### DATA LISTING

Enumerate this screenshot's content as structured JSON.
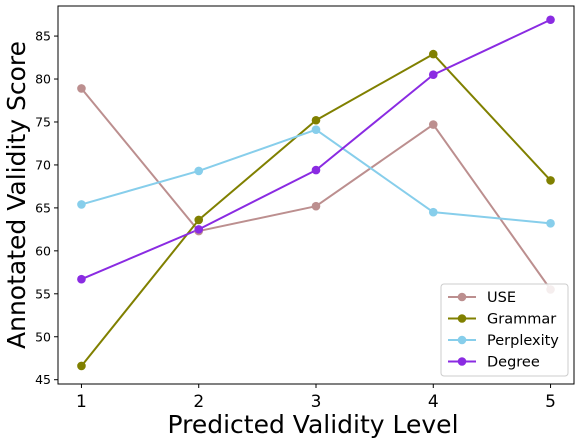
{
  "chart_data": {
    "type": "line",
    "title": "",
    "xlabel": "Predicted Validity Level",
    "ylabel": "Annotated Validity Score",
    "x": [
      1,
      2,
      3,
      4,
      5
    ],
    "x_tick_labels": [
      "1",
      "2",
      "3",
      "4",
      "5"
    ],
    "xlim": [
      0.8,
      5.2
    ],
    "ylim": [
      44.5,
      88.5
    ],
    "y_ticks": [
      45,
      50,
      55,
      60,
      65,
      70,
      75,
      80,
      85
    ],
    "y_tick_labels": [
      "45",
      "50",
      "55",
      "60",
      "65",
      "70",
      "75",
      "80",
      "85"
    ],
    "grid": false,
    "legend_position": "lower-right",
    "series": [
      {
        "name": "USE",
        "color": "#bc8f8f",
        "values": [
          78.9,
          62.3,
          65.2,
          74.7,
          55.5
        ]
      },
      {
        "name": "Grammar",
        "color": "#808000",
        "values": [
          46.6,
          63.6,
          75.2,
          82.9,
          68.2
        ]
      },
      {
        "name": "Perplexity",
        "color": "#87ceeb",
        "values": [
          65.4,
          69.3,
          74.1,
          64.5,
          63.2
        ]
      },
      {
        "name": "Degree",
        "color": "#8a2be2",
        "values": [
          56.7,
          62.5,
          69.4,
          80.5,
          86.9
        ]
      }
    ]
  }
}
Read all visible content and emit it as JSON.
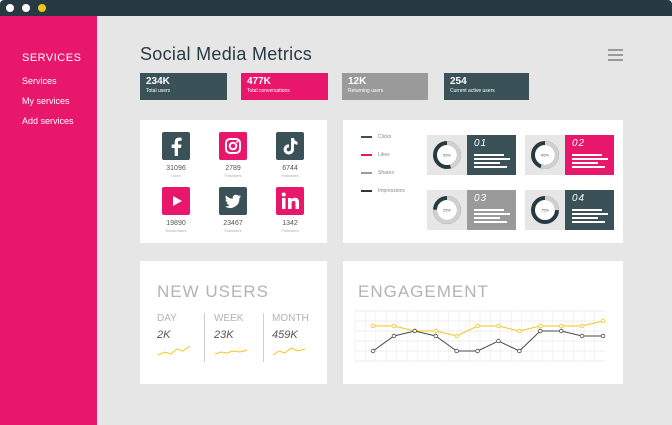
{
  "window": {
    "dots": [
      {
        "name": "close-dot",
        "color": "#ffffff"
      },
      {
        "name": "minimize-dot",
        "color": "#ffffff"
      },
      {
        "name": "maximize-dot",
        "color": "#f5c518"
      }
    ]
  },
  "sidebar": {
    "heading": "SERVICES",
    "items": [
      {
        "label": "Services"
      },
      {
        "label": "My services"
      },
      {
        "label": "Add services"
      }
    ]
  },
  "header": {
    "title": "Social Media Metrics"
  },
  "stats": [
    {
      "value": "234K",
      "label": "Total users",
      "color": "#3b5158"
    },
    {
      "value": "477K",
      "label": "Total conversations",
      "color": "#e8176b"
    },
    {
      "value": "12K",
      "label": "Returning users",
      "color": "#9a9a9a"
    },
    {
      "value": "254",
      "label": "Current active users",
      "color": "#3b5158"
    }
  ],
  "social": [
    {
      "platform": "facebook-icon",
      "count": "31096",
      "sub": "Likes",
      "color": "#3b5158"
    },
    {
      "platform": "instagram-icon",
      "count": "2789",
      "sub": "Followers",
      "color": "#e8176b"
    },
    {
      "platform": "tiktok-icon",
      "count": "6744",
      "sub": "Followers",
      "color": "#3b5158"
    },
    {
      "platform": "youtube-icon",
      "count": "19890",
      "sub": "Subscribers",
      "color": "#e8176b"
    },
    {
      "platform": "twitter-icon",
      "count": "23467",
      "sub": "Followers",
      "color": "#3b5158"
    },
    {
      "platform": "linkedin-icon",
      "count": "1342",
      "sub": "Followers",
      "color": "#e8176b"
    }
  ],
  "legend": [
    {
      "label": "Clicks",
      "color": "#3b5158"
    },
    {
      "label": "Likes",
      "color": "#e8176b"
    },
    {
      "label": "Shares",
      "color": "#9a9a9a"
    },
    {
      "label": "Impressions",
      "color": "#273a41"
    }
  ],
  "donuts": [
    {
      "number": "01",
      "percent": "55%",
      "value": 0.55,
      "color": "#3b5158"
    },
    {
      "number": "02",
      "percent": "45%",
      "value": 0.45,
      "color": "#e8176b"
    },
    {
      "number": "03",
      "percent": "25%",
      "value": 0.25,
      "color": "#9a9a9a"
    },
    {
      "number": "04",
      "percent": "75%",
      "value": 0.75,
      "color": "#3b5158"
    }
  ],
  "new_users": {
    "title": "NEW USERS",
    "columns": [
      {
        "period": "DAY",
        "value": "2K"
      },
      {
        "period": "WEEK",
        "value": "23K"
      },
      {
        "period": "MONTH",
        "value": "459K"
      }
    ],
    "sparkline_color": "#f5c518"
  },
  "engagement": {
    "title": "ENGAGEMENT",
    "yellow_color": "#f5c518",
    "dark_color": "#4a4a4a"
  },
  "chart_data": {
    "type": "line",
    "title": "ENGAGEMENT",
    "xlabel": "",
    "ylabel": "",
    "x": [
      "1",
      "2",
      "3",
      "4",
      "5",
      "6",
      "7",
      "8",
      "9",
      "10",
      "11",
      "12"
    ],
    "ylim": [
      0,
      10
    ],
    "grid": true,
    "series": [
      {
        "values": [
          7,
          7,
          6,
          6,
          5,
          7,
          7,
          6,
          7,
          7,
          7,
          8
        ]
      },
      {
        "values": [
          2,
          5,
          6,
          5,
          2,
          2,
          4,
          2,
          6,
          6,
          5,
          5
        ]
      }
    ]
  }
}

######

▶ WHAT YOU HAVE TO DO
Reproduce all the entries that precede this task, word for word, minus any pictures.

▶ COMPLETE ANSWER
Enumerate this screenshot's content as structured JSON.
{
  "chart_data": {
    "type": "line",
    "title": "",
    "xlabel": "Predicted Validity Level",
    "ylabel": "Annotated Validity Score",
    "x": [
      1,
      2,
      3,
      4,
      5
    ],
    "x_tick_labels": [
      "1",
      "2",
      "3",
      "4",
      "5"
    ],
    "xlim": [
      0.8,
      5.2
    ],
    "ylim": [
      44.5,
      88.5
    ],
    "y_ticks": [
      45,
      50,
      55,
      60,
      65,
      70,
      75,
      80,
      85
    ],
    "y_tick_labels": [
      "45",
      "50",
      "55",
      "60",
      "65",
      "70",
      "75",
      "80",
      "85"
    ],
    "grid": false,
    "legend_position": "lower-right",
    "series": [
      {
        "name": "USE",
        "color": "#bc8f8f",
        "values": [
          78.9,
          62.3,
          65.2,
          74.7,
          55.5
        ]
      },
      {
        "name": "Grammar",
        "color": "#808000",
        "values": [
          46.6,
          63.6,
          75.2,
          82.9,
          68.2
        ]
      },
      {
        "name": "Perplexity",
        "color": "#87ceeb",
        "values": [
          65.4,
          69.3,
          74.1,
          64.5,
          63.2
        ]
      },
      {
        "name": "Degree",
        "color": "#8a2be2",
        "values": [
          56.7,
          62.5,
          69.4,
          80.5,
          86.9
        ]
      }
    ]
  }
}
Read all visible content and emit it as JSON.
{
  "window": {
    "dots": [
      {
        "name": "close-dot",
        "color": "#ffffff"
      },
      {
        "name": "minimize-dot",
        "color": "#ffffff"
      },
      {
        "name": "maximize-dot",
        "color": "#f5c518"
      }
    ]
  },
  "sidebar": {
    "heading": "SERVICES",
    "items": [
      {
        "label": "Services"
      },
      {
        "label": "My services"
      },
      {
        "label": "Add services"
      }
    ]
  },
  "header": {
    "title": "Social Media Metrics"
  },
  "stats": [
    {
      "value": "234K",
      "label": "Total users",
      "color": "#3b5158"
    },
    {
      "value": "477K",
      "label": "Total conversations",
      "color": "#e8176b"
    },
    {
      "value": "12K",
      "label": "Returning users",
      "color": "#9a9a9a"
    },
    {
      "value": "254",
      "label": "Current active users",
      "color": "#3b5158"
    }
  ],
  "social": [
    {
      "platform": "facebook-icon",
      "count": "31096",
      "sub": "Likes",
      "color": "#3b5158"
    },
    {
      "platform": "instagram-icon",
      "count": "2789",
      "sub": "Followers",
      "color": "#e8176b"
    },
    {
      "platform": "tiktok-icon",
      "count": "6744",
      "sub": "Followers",
      "color": "#3b5158"
    },
    {
      "platform": "youtube-icon",
      "count": "19890",
      "sub": "Subscribers",
      "color": "#e8176b"
    },
    {
      "platform": "twitter-icon",
      "count": "23467",
      "sub": "Followers",
      "color": "#3b5158"
    },
    {
      "platform": "linkedin-icon",
      "count": "1342",
      "sub": "Followers",
      "color": "#e8176b"
    }
  ],
  "legend": [
    {
      "label": "Clicks",
      "color": "#3b5158"
    },
    {
      "label": "Likes",
      "color": "#e8176b"
    },
    {
      "label": "Shares",
      "color": "#9a9a9a"
    },
    {
      "label": "Impressions",
      "color": "#273a41"
    }
  ],
  "donuts": [
    {
      "number": "01",
      "percent": "55%",
      "value": 0.55,
      "color": "#3b5158"
    },
    {
      "number": "02",
      "percent": "45%",
      "value": 0.45,
      "color": "#e8176b"
    },
    {
      "number": "03",
      "percent": "25%",
      "value": 0.25,
      "color": "#9a9a9a"
    },
    {
      "number": "04",
      "percent": "75%",
      "value": 0.75,
      "color": "#3b5158"
    }
  ],
  "new_users": {
    "title": "NEW USERS",
    "columns": [
      {
        "period": "DAY",
        "value": "2K"
      },
      {
        "period": "WEEK",
        "value": "23K"
      },
      {
        "period": "MONTH",
        "value": "459K"
      }
    ],
    "sparkline_color": "#f5c518"
  },
  "engagement": {
    "title": "ENGAGEMENT",
    "yellow_color": "#f5c518",
    "dark_color": "#4a4a4a"
  },
  "chart_data": {
    "type": "line",
    "title": "ENGAGEMENT",
    "xlabel": "",
    "ylabel": "",
    "x": [
      "1",
      "2",
      "3",
      "4",
      "5",
      "6",
      "7",
      "8",
      "9",
      "10",
      "11",
      "12"
    ],
    "ylim": [
      0,
      10
    ],
    "grid": true,
    "series": [
      {
        "values": [
          7,
          7,
          6,
          6,
          5,
          7,
          7,
          6,
          7,
          7,
          7,
          8
        ]
      },
      {
        "values": [
          2,
          5,
          6,
          5,
          2,
          2,
          4,
          2,
          6,
          6,
          5,
          5
        ]
      }
    ]
  }
}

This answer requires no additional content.